- TAREA -
Copia literalmente un fragmento del texto sobre la personalidad hermética. Empieza en las palabras "Pero esta falta" y termina después de "un miedo falso.".

Por otra parte, una personalidad IMPERMEABLE O HERMÉTICA es aquella en la que la conciencia vive cada día en lo que Taylor atinadamente llama un “humanismo autosuficiente”. Este humanismo autosuficiente cree que estamos esencialmente capacitados para manejar la oscuridad y las amenazas de la vida y que no existen fantasmas o espíritus, ni buenos ni malos, merodeando bajo la superficie de las cosas. Sólo existe lo que vemos con nuestros ojos, y eso es todo – y basta; punto. No necesitamos ayuda de otro mundo. En el humanismo autosuficiente no te rocías con agua bendita durante las tormentas eléctricas; tú estás a salvo detrás de una ventana segura, gozando de balde de fantásticos fuegos artificiales.
Pero esta falta de temor no es necesariamente algo malo. Es una ilusión, desde luego. Pero, aun así, Dios no quiere que vivamos domeñados por el miedo. La palabra “Evangelio”, después de todo, significa “Buena Noticia”, no agobiante amenaza. Jesús se encarnó en este mundo para liberarnos de un miedo falso.

- LÍNEAS PROPORCIONADAS -
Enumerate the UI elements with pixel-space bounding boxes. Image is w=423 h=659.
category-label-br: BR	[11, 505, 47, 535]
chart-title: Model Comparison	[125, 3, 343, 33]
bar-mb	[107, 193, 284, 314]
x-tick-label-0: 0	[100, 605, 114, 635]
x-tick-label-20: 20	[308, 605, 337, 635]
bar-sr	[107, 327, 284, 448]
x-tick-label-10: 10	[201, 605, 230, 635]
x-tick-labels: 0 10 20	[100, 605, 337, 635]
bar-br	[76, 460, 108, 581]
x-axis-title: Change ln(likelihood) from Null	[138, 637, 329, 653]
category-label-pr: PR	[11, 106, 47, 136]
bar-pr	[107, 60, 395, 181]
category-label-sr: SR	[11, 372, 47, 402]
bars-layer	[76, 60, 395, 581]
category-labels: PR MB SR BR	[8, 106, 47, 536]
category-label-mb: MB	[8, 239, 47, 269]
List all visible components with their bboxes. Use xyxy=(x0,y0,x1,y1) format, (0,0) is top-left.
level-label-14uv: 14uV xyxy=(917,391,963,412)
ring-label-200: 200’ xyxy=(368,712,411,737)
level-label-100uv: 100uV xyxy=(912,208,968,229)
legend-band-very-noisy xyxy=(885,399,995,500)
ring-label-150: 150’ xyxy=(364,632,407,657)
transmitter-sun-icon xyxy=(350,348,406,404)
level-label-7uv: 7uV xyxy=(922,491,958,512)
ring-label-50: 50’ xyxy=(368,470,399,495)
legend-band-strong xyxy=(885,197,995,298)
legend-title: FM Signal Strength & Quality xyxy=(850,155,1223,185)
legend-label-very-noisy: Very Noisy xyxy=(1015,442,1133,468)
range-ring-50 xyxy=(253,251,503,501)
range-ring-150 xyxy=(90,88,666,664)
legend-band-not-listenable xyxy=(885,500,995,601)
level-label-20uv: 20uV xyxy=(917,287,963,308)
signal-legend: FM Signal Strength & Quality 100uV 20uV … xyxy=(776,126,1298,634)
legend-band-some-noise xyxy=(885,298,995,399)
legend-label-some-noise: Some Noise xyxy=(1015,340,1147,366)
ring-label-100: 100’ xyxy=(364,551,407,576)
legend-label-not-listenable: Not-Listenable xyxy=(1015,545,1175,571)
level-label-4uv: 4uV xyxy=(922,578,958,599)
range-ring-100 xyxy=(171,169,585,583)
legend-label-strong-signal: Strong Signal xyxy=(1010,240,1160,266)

- EJERCICIO RESUELTO -
Pero esta falta de temor no es necesariamente algo malo. Es una ilusión, desde luego. Pero, aun así, Dios no quiere que vivamos domeñados por el miedo. La palabra “Evangelio”, después de todo, significa “Buena Noticia”, no agobiante amenaza. Jesús se encarnó en este mundo para liberarnos de un miedo falso.